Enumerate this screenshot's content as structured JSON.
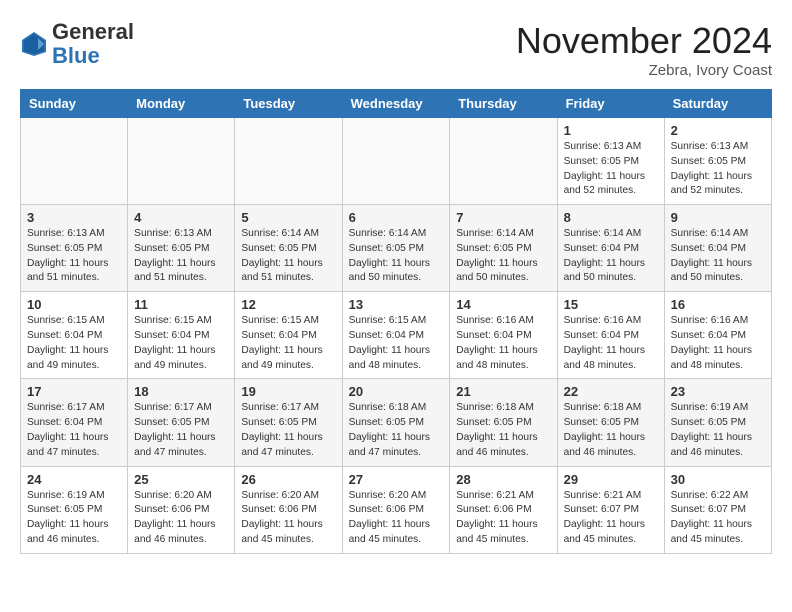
{
  "header": {
    "logo_general": "General",
    "logo_blue": "Blue",
    "month_title": "November 2024",
    "location": "Zebra, Ivory Coast"
  },
  "days_of_week": [
    "Sunday",
    "Monday",
    "Tuesday",
    "Wednesday",
    "Thursday",
    "Friday",
    "Saturday"
  ],
  "weeks": [
    [
      {
        "day": "",
        "info": ""
      },
      {
        "day": "",
        "info": ""
      },
      {
        "day": "",
        "info": ""
      },
      {
        "day": "",
        "info": ""
      },
      {
        "day": "",
        "info": ""
      },
      {
        "day": "1",
        "info": "Sunrise: 6:13 AM\nSunset: 6:05 PM\nDaylight: 11 hours and 52 minutes."
      },
      {
        "day": "2",
        "info": "Sunrise: 6:13 AM\nSunset: 6:05 PM\nDaylight: 11 hours and 52 minutes."
      }
    ],
    [
      {
        "day": "3",
        "info": "Sunrise: 6:13 AM\nSunset: 6:05 PM\nDaylight: 11 hours and 51 minutes."
      },
      {
        "day": "4",
        "info": "Sunrise: 6:13 AM\nSunset: 6:05 PM\nDaylight: 11 hours and 51 minutes."
      },
      {
        "day": "5",
        "info": "Sunrise: 6:14 AM\nSunset: 6:05 PM\nDaylight: 11 hours and 51 minutes."
      },
      {
        "day": "6",
        "info": "Sunrise: 6:14 AM\nSunset: 6:05 PM\nDaylight: 11 hours and 50 minutes."
      },
      {
        "day": "7",
        "info": "Sunrise: 6:14 AM\nSunset: 6:05 PM\nDaylight: 11 hours and 50 minutes."
      },
      {
        "day": "8",
        "info": "Sunrise: 6:14 AM\nSunset: 6:04 PM\nDaylight: 11 hours and 50 minutes."
      },
      {
        "day": "9",
        "info": "Sunrise: 6:14 AM\nSunset: 6:04 PM\nDaylight: 11 hours and 50 minutes."
      }
    ],
    [
      {
        "day": "10",
        "info": "Sunrise: 6:15 AM\nSunset: 6:04 PM\nDaylight: 11 hours and 49 minutes."
      },
      {
        "day": "11",
        "info": "Sunrise: 6:15 AM\nSunset: 6:04 PM\nDaylight: 11 hours and 49 minutes."
      },
      {
        "day": "12",
        "info": "Sunrise: 6:15 AM\nSunset: 6:04 PM\nDaylight: 11 hours and 49 minutes."
      },
      {
        "day": "13",
        "info": "Sunrise: 6:15 AM\nSunset: 6:04 PM\nDaylight: 11 hours and 48 minutes."
      },
      {
        "day": "14",
        "info": "Sunrise: 6:16 AM\nSunset: 6:04 PM\nDaylight: 11 hours and 48 minutes."
      },
      {
        "day": "15",
        "info": "Sunrise: 6:16 AM\nSunset: 6:04 PM\nDaylight: 11 hours and 48 minutes."
      },
      {
        "day": "16",
        "info": "Sunrise: 6:16 AM\nSunset: 6:04 PM\nDaylight: 11 hours and 48 minutes."
      }
    ],
    [
      {
        "day": "17",
        "info": "Sunrise: 6:17 AM\nSunset: 6:04 PM\nDaylight: 11 hours and 47 minutes."
      },
      {
        "day": "18",
        "info": "Sunrise: 6:17 AM\nSunset: 6:05 PM\nDaylight: 11 hours and 47 minutes."
      },
      {
        "day": "19",
        "info": "Sunrise: 6:17 AM\nSunset: 6:05 PM\nDaylight: 11 hours and 47 minutes."
      },
      {
        "day": "20",
        "info": "Sunrise: 6:18 AM\nSunset: 6:05 PM\nDaylight: 11 hours and 47 minutes."
      },
      {
        "day": "21",
        "info": "Sunrise: 6:18 AM\nSunset: 6:05 PM\nDaylight: 11 hours and 46 minutes."
      },
      {
        "day": "22",
        "info": "Sunrise: 6:18 AM\nSunset: 6:05 PM\nDaylight: 11 hours and 46 minutes."
      },
      {
        "day": "23",
        "info": "Sunrise: 6:19 AM\nSunset: 6:05 PM\nDaylight: 11 hours and 46 minutes."
      }
    ],
    [
      {
        "day": "24",
        "info": "Sunrise: 6:19 AM\nSunset: 6:05 PM\nDaylight: 11 hours and 46 minutes."
      },
      {
        "day": "25",
        "info": "Sunrise: 6:20 AM\nSunset: 6:06 PM\nDaylight: 11 hours and 46 minutes."
      },
      {
        "day": "26",
        "info": "Sunrise: 6:20 AM\nSunset: 6:06 PM\nDaylight: 11 hours and 45 minutes."
      },
      {
        "day": "27",
        "info": "Sunrise: 6:20 AM\nSunset: 6:06 PM\nDaylight: 11 hours and 45 minutes."
      },
      {
        "day": "28",
        "info": "Sunrise: 6:21 AM\nSunset: 6:06 PM\nDaylight: 11 hours and 45 minutes."
      },
      {
        "day": "29",
        "info": "Sunrise: 6:21 AM\nSunset: 6:07 PM\nDaylight: 11 hours and 45 minutes."
      },
      {
        "day": "30",
        "info": "Sunrise: 6:22 AM\nSunset: 6:07 PM\nDaylight: 11 hours and 45 minutes."
      }
    ]
  ]
}
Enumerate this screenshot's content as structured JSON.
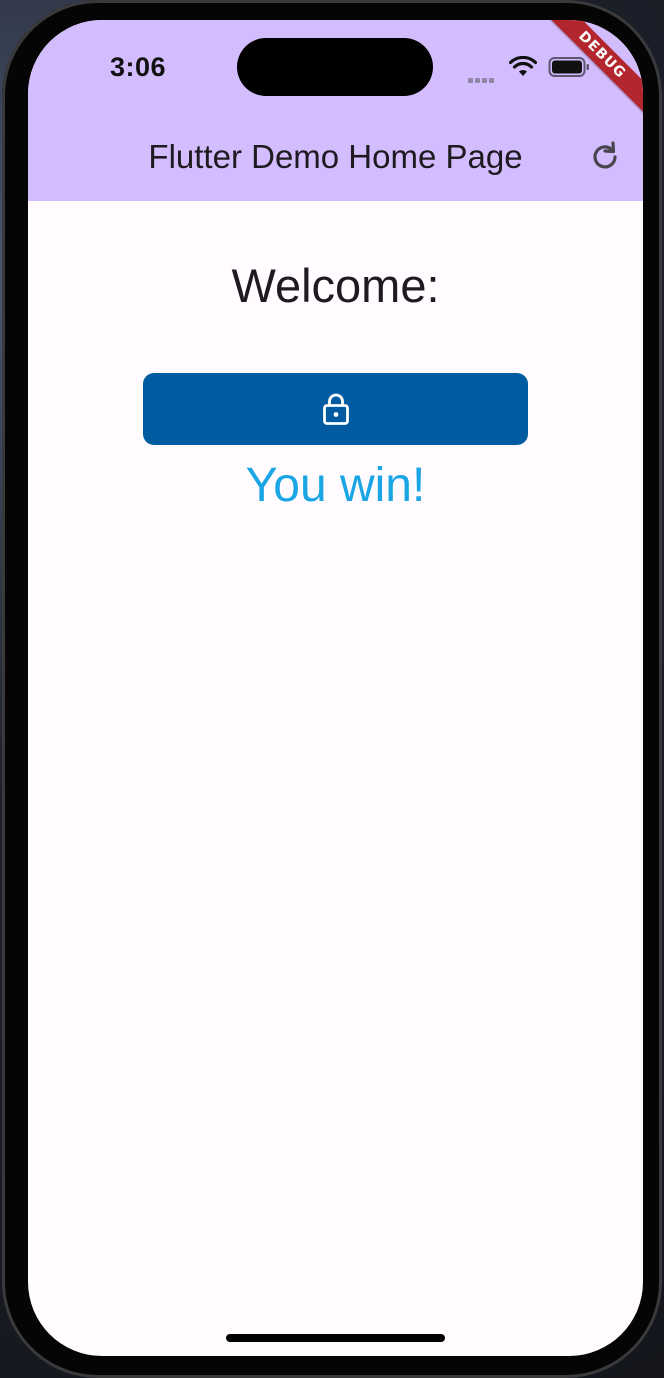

-------

- [REQUEST]: Nothing in the entries above should change when they are printed again, except that the pictures are dropped.

- [EXERCISE RESPONSE]:
Enumerate this screenshot's content as structured JSON.
{
  "header": {
    "logo_general": "General",
    "logo_blue": "Blue",
    "month_title": "November 2024",
    "location": "Zebra, Ivory Coast"
  },
  "days_of_week": [
    "Sunday",
    "Monday",
    "Tuesday",
    "Wednesday",
    "Thursday",
    "Friday",
    "Saturday"
  ],
  "weeks": [
    [
      {
        "day": "",
        "info": ""
      },
      {
        "day": "",
        "info": ""
      },
      {
        "day": "",
        "info": ""
      },
      {
        "day": "",
        "info": ""
      },
      {
        "day": "",
        "info": ""
      },
      {
        "day": "1",
        "info": "Sunrise: 6:13 AM\nSunset: 6:05 PM\nDaylight: 11 hours and 52 minutes."
      },
      {
        "day": "2",
        "info": "Sunrise: 6:13 AM\nSunset: 6:05 PM\nDaylight: 11 hours and 52 minutes."
      }
    ],
    [
      {
        "day": "3",
        "info": "Sunrise: 6:13 AM\nSunset: 6:05 PM\nDaylight: 11 hours and 51 minutes."
      },
      {
        "day": "4",
        "info": "Sunrise: 6:13 AM\nSunset: 6:05 PM\nDaylight: 11 hours and 51 minutes."
      },
      {
        "day": "5",
        "info": "Sunrise: 6:14 AM\nSunset: 6:05 PM\nDaylight: 11 hours and 51 minutes."
      },
      {
        "day": "6",
        "info": "Sunrise: 6:14 AM\nSunset: 6:05 PM\nDaylight: 11 hours and 50 minutes."
      },
      {
        "day": "7",
        "info": "Sunrise: 6:14 AM\nSunset: 6:05 PM\nDaylight: 11 hours and 50 minutes."
      },
      {
        "day": "8",
        "info": "Sunrise: 6:14 AM\nSunset: 6:04 PM\nDaylight: 11 hours and 50 minutes."
      },
      {
        "day": "9",
        "info": "Sunrise: 6:14 AM\nSunset: 6:04 PM\nDaylight: 11 hours and 50 minutes."
      }
    ],
    [
      {
        "day": "10",
        "info": "Sunrise: 6:15 AM\nSunset: 6:04 PM\nDaylight: 11 hours and 49 minutes."
      },
      {
        "day": "11",
        "info": "Sunrise: 6:15 AM\nSunset: 6:04 PM\nDaylight: 11 hours and 49 minutes."
      },
      {
        "day": "12",
        "info": "Sunrise: 6:15 AM\nSunset: 6:04 PM\nDaylight: 11 hours and 49 minutes."
      },
      {
        "day": "13",
        "info": "Sunrise: 6:15 AM\nSunset: 6:04 PM\nDaylight: 11 hours and 48 minutes."
      },
      {
        "day": "14",
        "info": "Sunrise: 6:16 AM\nSunset: 6:04 PM\nDaylight: 11 hours and 48 minutes."
      },
      {
        "day": "15",
        "info": "Sunrise: 6:16 AM\nSunset: 6:04 PM\nDaylight: 11 hours and 48 minutes."
      },
      {
        "day": "16",
        "info": "Sunrise: 6:16 AM\nSunset: 6:04 PM\nDaylight: 11 hours and 48 minutes."
      }
    ],
    [
      {
        "day": "17",
        "info": "Sunrise: 6:17 AM\nSunset: 6:04 PM\nDaylight: 11 hours and 47 minutes."
      },
      {
        "day": "18",
        "info": "Sunrise: 6:17 AM\nSunset: 6:05 PM\nDaylight: 11 hours and 47 minutes."
      },
      {
        "day": "19",
        "info": "Sunrise: 6:17 AM\nSunset: 6:05 PM\nDaylight: 11 hours and 47 minutes."
      },
      {
        "day": "20",
        "info": "Sunrise: 6:18 AM\nSunset: 6:05 PM\nDaylight: 11 hours and 47 minutes."
      },
      {
        "day": "21",
        "info": "Sunrise: 6:18 AM\nSunset: 6:05 PM\nDaylight: 11 hours and 46 minutes."
      },
      {
        "day": "22",
        "info": "Sunrise: 6:18 AM\nSunset: 6:05 PM\nDaylight: 11 hours and 46 minutes."
      },
      {
        "day": "23",
        "info": "Sunrise: 6:19 AM\nSunset: 6:05 PM\nDaylight: 11 hours and 46 minutes."
      }
    ],
    [
      {
        "day": "24",
        "info": "Sunrise: 6:19 AM\nSunset: 6:05 PM\nDaylight: 11 hours and 46 minutes."
      },
      {
        "day": "25",
        "info": "Sunrise: 6:20 AM\nSunset: 6:06 PM\nDaylight: 11 hours and 46 minutes."
      },
      {
        "day": "26",
        "info": "Sunrise: 6:20 AM\nSunset: 6:06 PM\nDaylight: 11 hours and 45 minutes."
      },
      {
        "day": "27",
        "info": "Sunrise: 6:20 AM\nSunset: 6:06 PM\nDaylight: 11 hours and 45 minutes."
      },
      {
        "day": "28",
        "info": "Sunrise: 6:21 AM\nSunset: 6:06 PM\nDaylight: 11 hours and 45 minutes."
      },
      {
        "day": "29",
        "info": "Sunrise: 6:21 AM\nSunset: 6:07 PM\nDaylight: 11 hours and 45 minutes."
      },
      {
        "day": "30",
        "info": "Sunrise: 6:22 AM\nSunset: 6:07 PM\nDaylight: 11 hours and 45 minutes."
      }
    ]
  ]
}
Enumerate this screenshot's content as structured JSON.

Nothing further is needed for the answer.